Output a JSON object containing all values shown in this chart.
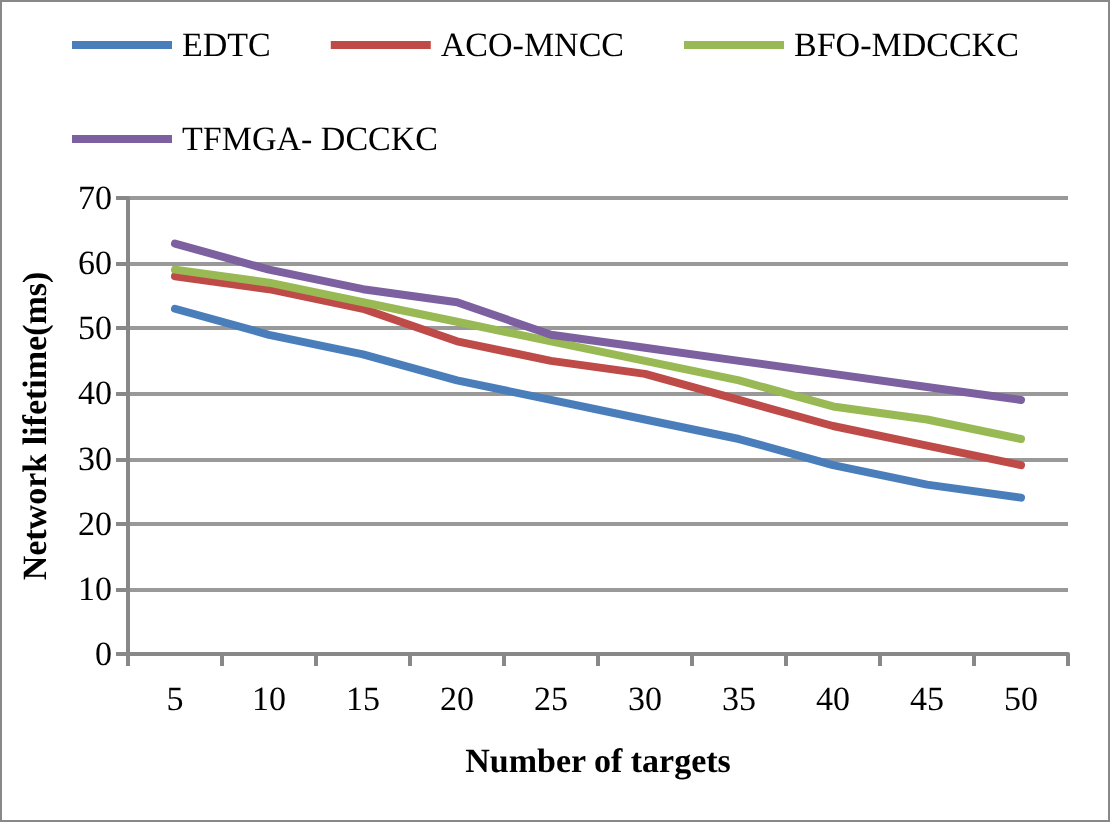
{
  "chart_data": {
    "type": "line",
    "xlabel": "Number of targets",
    "ylabel": "Network lifetime(ms)",
    "categories": [
      "5",
      "10",
      "15",
      "20",
      "25",
      "30",
      "35",
      "40",
      "45",
      "50"
    ],
    "series": [
      {
        "name": "EDTC",
        "color": "#4a7ebb",
        "values": [
          53,
          49,
          46,
          42,
          39,
          36,
          33,
          29,
          26,
          24
        ]
      },
      {
        "name": "ACO-MNCC",
        "color": "#be4b48",
        "values": [
          58,
          56,
          53,
          48,
          45,
          43,
          39,
          35,
          32,
          29
        ]
      },
      {
        "name": "BFO-MDCCKC",
        "color": "#98b954",
        "values": [
          59,
          57,
          54,
          51,
          48,
          45,
          42,
          38,
          36,
          33
        ]
      },
      {
        "name": "TFMGA- DCCKC",
        "color": "#7d60a0",
        "values": [
          63,
          59,
          56,
          54,
          49,
          47,
          45,
          43,
          41,
          39
        ]
      }
    ],
    "ylim": [
      0,
      70
    ],
    "yticks": [
      0,
      10,
      20,
      30,
      40,
      50,
      60,
      70
    ],
    "grid": "y",
    "legend": "top",
    "marker": "none",
    "line_style": "solid"
  }
}
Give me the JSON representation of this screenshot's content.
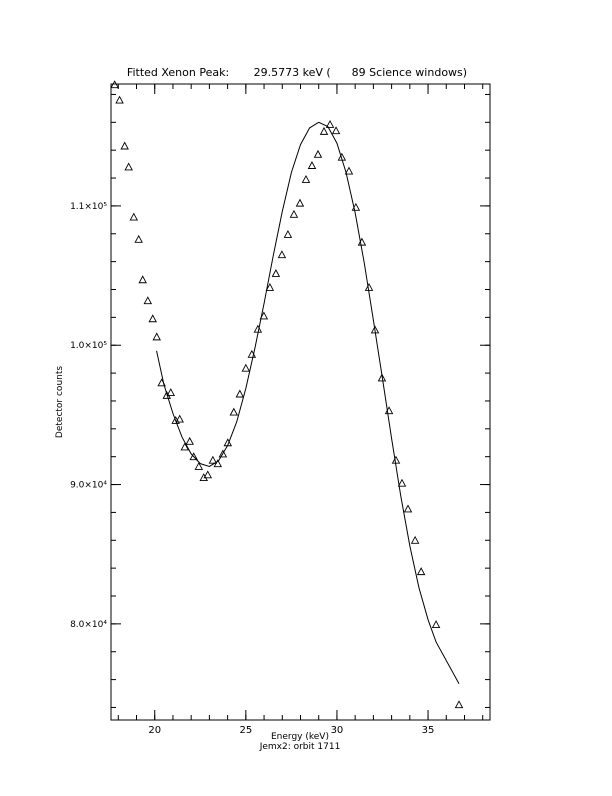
{
  "chart_data": {
    "type": "scatter",
    "title": "Fitted Xenon Peak:       29.5773 keV (      89 Science windows)",
    "x_label": "Energy (keV)",
    "subtitle": "Jemx2: orbit 1711",
    "y_label": "Detector counts",
    "xlim": [
      17.6,
      38.4
    ],
    "ylim": [
      73100,
      118750
    ],
    "xticks": [
      20,
      25,
      30,
      35
    ],
    "yticks": [
      {
        "value": 80000,
        "label": "8.0×10⁴"
      },
      {
        "value": 90000,
        "label": "9.0×10⁴"
      },
      {
        "value": 100000,
        "label": "1.0×10⁵"
      },
      {
        "value": 110000,
        "label": "1.1×10⁵"
      }
    ],
    "minor": 5,
    "series": [
      {
        "type": "scatter",
        "color": "#000000",
        "x": [
          17.8,
          18.07,
          18.35,
          18.57,
          18.85,
          19.12,
          19.34,
          19.62,
          19.89,
          20.11,
          20.38,
          20.66,
          20.88,
          21.15,
          21.37,
          21.65,
          21.92,
          22.14,
          22.42,
          22.69,
          22.91,
          23.19,
          23.46,
          23.74,
          24.01,
          24.34,
          24.67,
          25.0,
          25.33,
          25.66,
          25.99,
          26.32,
          26.65,
          26.98,
          27.31,
          27.64,
          27.97,
          28.3,
          28.63,
          28.96,
          29.29,
          29.62,
          29.95,
          30.27,
          30.66,
          31.04,
          31.37,
          31.76,
          32.09,
          32.47,
          32.86,
          33.24,
          33.57,
          33.9,
          34.29,
          34.62,
          35.44,
          36.7
        ],
        "y": [
          118700,
          117600,
          114300,
          112800,
          109200,
          107600,
          104700,
          103200,
          101900,
          100600,
          97300,
          96400,
          96600,
          94600,
          94700,
          92700,
          93100,
          92000,
          91300,
          90500,
          90700,
          91750,
          91500,
          92200,
          93000,
          95200,
          96500,
          98350,
          99350,
          101150,
          102100,
          104150,
          105150,
          106500,
          107950,
          109400,
          110200,
          111900,
          112900,
          113700,
          115350,
          115850,
          115400,
          113500,
          112500,
          109900,
          107400,
          104150,
          101100,
          97650,
          95300,
          91750,
          90100,
          88250,
          86000,
          83750,
          79950,
          74200
        ]
      },
      {
        "type": "line",
        "color": "#000000",
        "x": [
          20.1,
          20.5,
          21,
          21.5,
          22,
          22.5,
          23,
          23.5,
          24,
          24.5,
          25,
          25.5,
          26,
          26.5,
          27,
          27.5,
          28,
          28.5,
          29,
          29.5,
          30,
          30.5,
          31,
          31.5,
          32,
          32.5,
          33,
          33.5,
          34,
          34.5,
          35,
          35.44,
          36.7
        ],
        "y": [
          99600,
          97200,
          95100,
          93400,
          92200,
          91500,
          91300,
          91700,
          92800,
          94500,
          96900,
          99800,
          103000,
          106400,
          109600,
          112400,
          114400,
          115600,
          116000,
          115700,
          114500,
          112400,
          109500,
          105900,
          101800,
          97600,
          93300,
          89200,
          85600,
          82600,
          80300,
          78700,
          75700
        ]
      }
    ]
  }
}
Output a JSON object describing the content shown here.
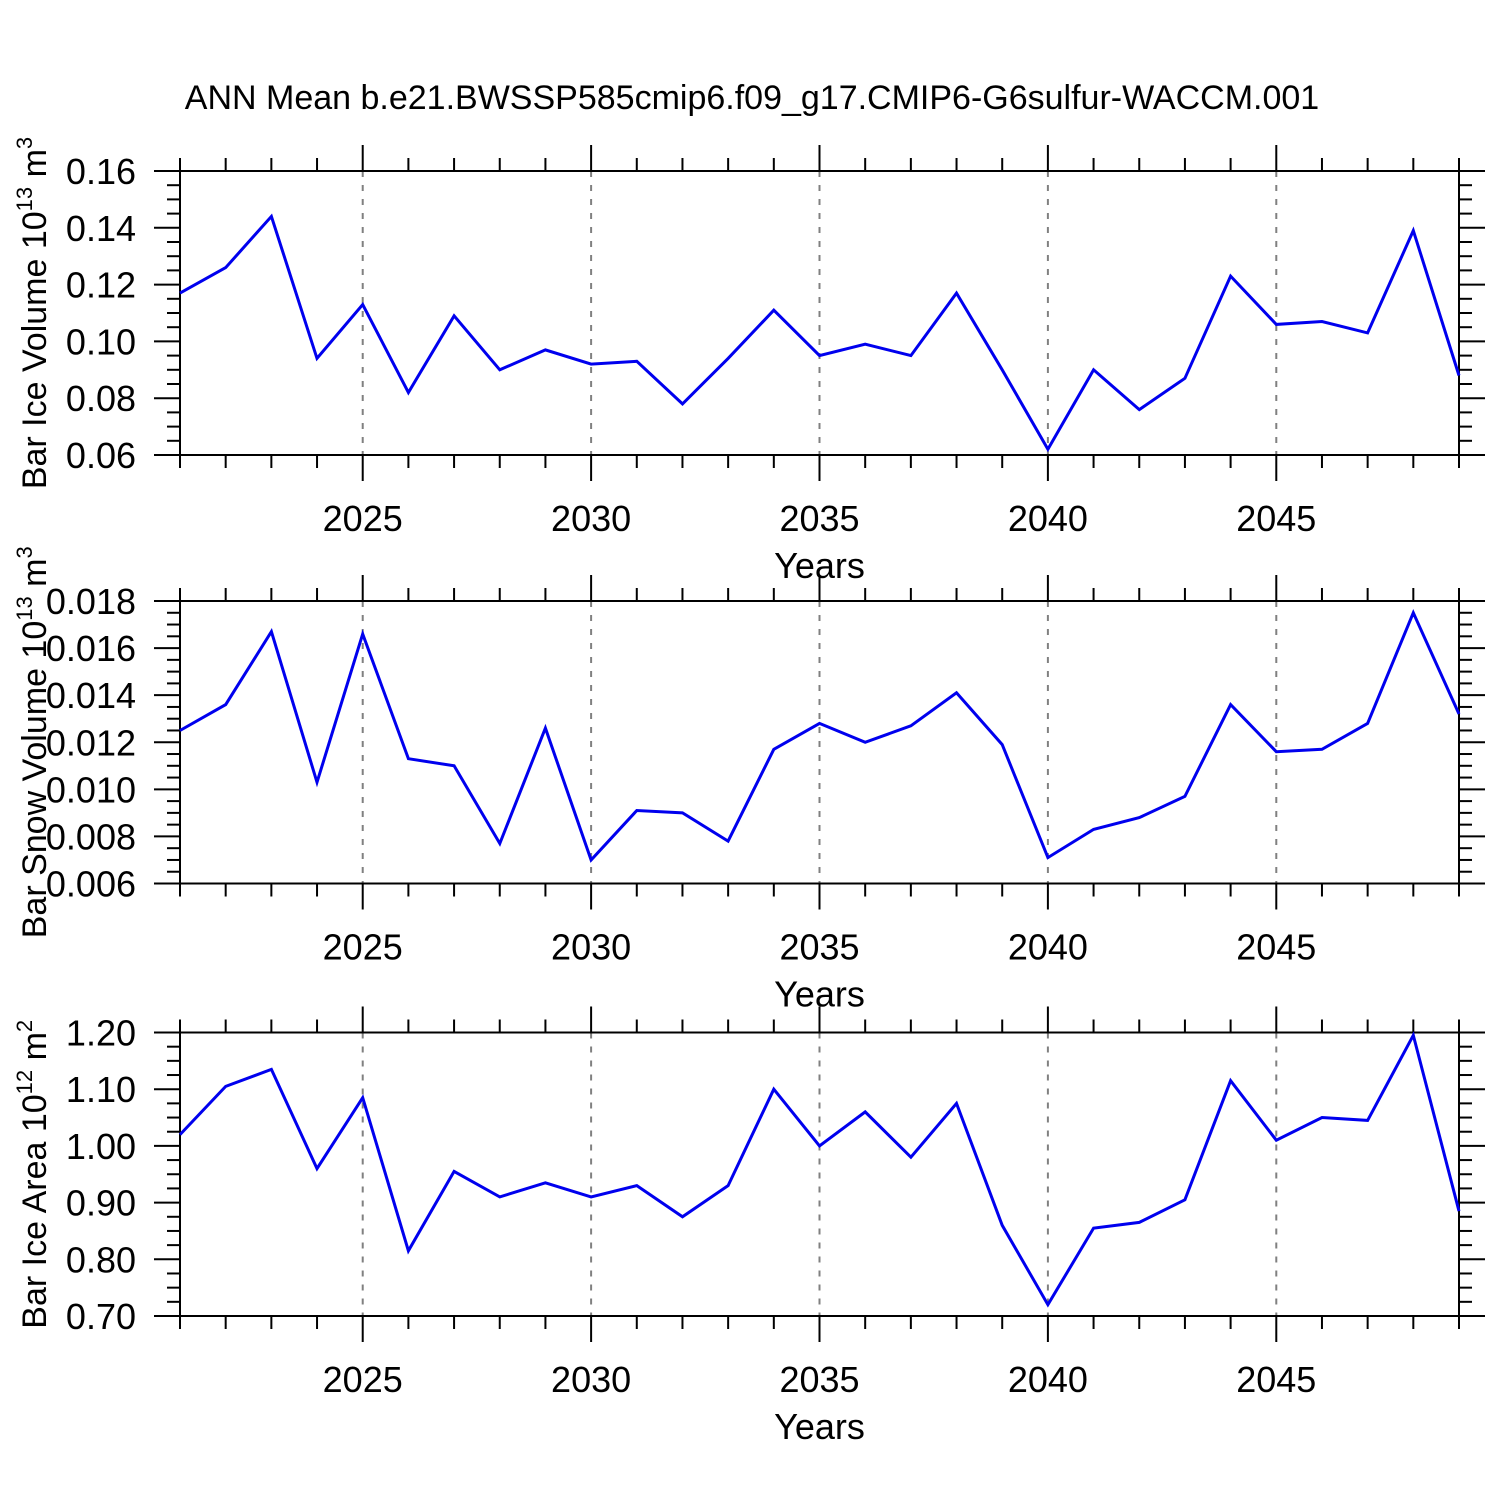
{
  "title": "ANN Mean b.e21.BWSSP585cmip6.f09_g17.CMIP6-G6sulfur-WACCM.001",
  "colors": {
    "line": "#0000EE",
    "axis": "#000000",
    "grid": "#808080",
    "background": "#FFFFFF"
  },
  "x_axis": {
    "label": "Years",
    "range": [
      2021,
      2049
    ],
    "major_ticks": [
      2025,
      2030,
      2035,
      2040,
      2045
    ],
    "major_tick_labels": [
      "2025",
      "2030",
      "2035",
      "2040",
      "2045"
    ],
    "minor_step": 1
  },
  "chart_data": [
    {
      "type": "line",
      "name": "bar-ice-volume",
      "ylabel_text": "Bar Ice Volume 10^13 m^3",
      "ylabel_parts": [
        {
          "t": "Bar Ice Volume 10"
        },
        {
          "s": "13"
        },
        {
          "t": " m"
        },
        {
          "s": "3"
        }
      ],
      "xlabel": "Years",
      "ylim": [
        0.06,
        0.16
      ],
      "ytick_step": 0.02,
      "yminor_step": 0.005,
      "ytick_labels": [
        "0.06",
        "0.08",
        "0.10",
        "0.12",
        "0.14",
        "0.16"
      ],
      "grid": "vertical-dashed",
      "legend": "none",
      "x": [
        2021,
        2022,
        2023,
        2024,
        2025,
        2026,
        2027,
        2028,
        2029,
        2030,
        2031,
        2032,
        2033,
        2034,
        2035,
        2036,
        2037,
        2038,
        2039,
        2040,
        2041,
        2042,
        2043,
        2044,
        2045,
        2046,
        2047,
        2048,
        2049
      ],
      "values": [
        0.117,
        0.126,
        0.144,
        0.094,
        0.113,
        0.082,
        0.109,
        0.09,
        0.097,
        0.092,
        0.093,
        0.078,
        0.094,
        0.111,
        0.095,
        0.099,
        0.095,
        0.117,
        0.09,
        0.062,
        0.09,
        0.076,
        0.087,
        0.123,
        0.106,
        0.107,
        0.103,
        0.139,
        0.088
      ]
    },
    {
      "type": "line",
      "name": "bar-snow-volume",
      "ylabel_text": "Bar Snow Volume 10^13 m^3",
      "ylabel_parts": [
        {
          "t": "Bar Snow Volume 10"
        },
        {
          "s": "13"
        },
        {
          "t": " m"
        },
        {
          "s": "3"
        }
      ],
      "xlabel": "Years",
      "ylim": [
        0.006,
        0.018
      ],
      "ytick_step": 0.002,
      "yminor_step": 0.0005,
      "ytick_labels": [
        "0.006",
        "0.008",
        "0.010",
        "0.012",
        "0.014",
        "0.016",
        "0.018"
      ],
      "grid": "vertical-dashed",
      "legend": "none",
      "x": [
        2021,
        2022,
        2023,
        2024,
        2025,
        2026,
        2027,
        2028,
        2029,
        2030,
        2031,
        2032,
        2033,
        2034,
        2035,
        2036,
        2037,
        2038,
        2039,
        2040,
        2041,
        2042,
        2043,
        2044,
        2045,
        2046,
        2047,
        2048,
        2049
      ],
      "values": [
        0.0125,
        0.0136,
        0.0167,
        0.0103,
        0.0166,
        0.0113,
        0.011,
        0.0077,
        0.0126,
        0.007,
        0.0091,
        0.009,
        0.0078,
        0.0117,
        0.0128,
        0.012,
        0.0127,
        0.0141,
        0.0119,
        0.0071,
        0.0083,
        0.0088,
        0.0097,
        0.0136,
        0.0116,
        0.0117,
        0.0128,
        0.0175,
        0.0132
      ]
    },
    {
      "type": "line",
      "name": "bar-ice-area",
      "ylabel_text": "Bar Ice Area 10^12 m^2",
      "ylabel_parts": [
        {
          "t": "Bar Ice Area 10"
        },
        {
          "s": "12"
        },
        {
          "t": " m"
        },
        {
          "s": "2"
        }
      ],
      "xlabel": "Years",
      "ylim": [
        0.7,
        1.2
      ],
      "ytick_step": 0.1,
      "yminor_step": 0.025,
      "ytick_labels": [
        "0.70",
        "0.80",
        "0.90",
        "1.00",
        "1.10",
        "1.20"
      ],
      "grid": "vertical-dashed",
      "legend": "none",
      "x": [
        2021,
        2022,
        2023,
        2024,
        2025,
        2026,
        2027,
        2028,
        2029,
        2030,
        2031,
        2032,
        2033,
        2034,
        2035,
        2036,
        2037,
        2038,
        2039,
        2040,
        2041,
        2042,
        2043,
        2044,
        2045,
        2046,
        2047,
        2048,
        2049
      ],
      "values": [
        1.02,
        1.105,
        1.135,
        0.96,
        1.085,
        0.815,
        0.955,
        0.91,
        0.935,
        0.91,
        0.93,
        0.875,
        0.93,
        1.1,
        1.0,
        1.06,
        0.98,
        1.075,
        0.86,
        0.72,
        0.855,
        0.865,
        0.905,
        1.115,
        1.01,
        1.05,
        1.045,
        1.195,
        0.885
      ]
    }
  ]
}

:: Problem ::
State how many lines of the listing include the word "this". Reply with the number alone.

:: Task response ::
2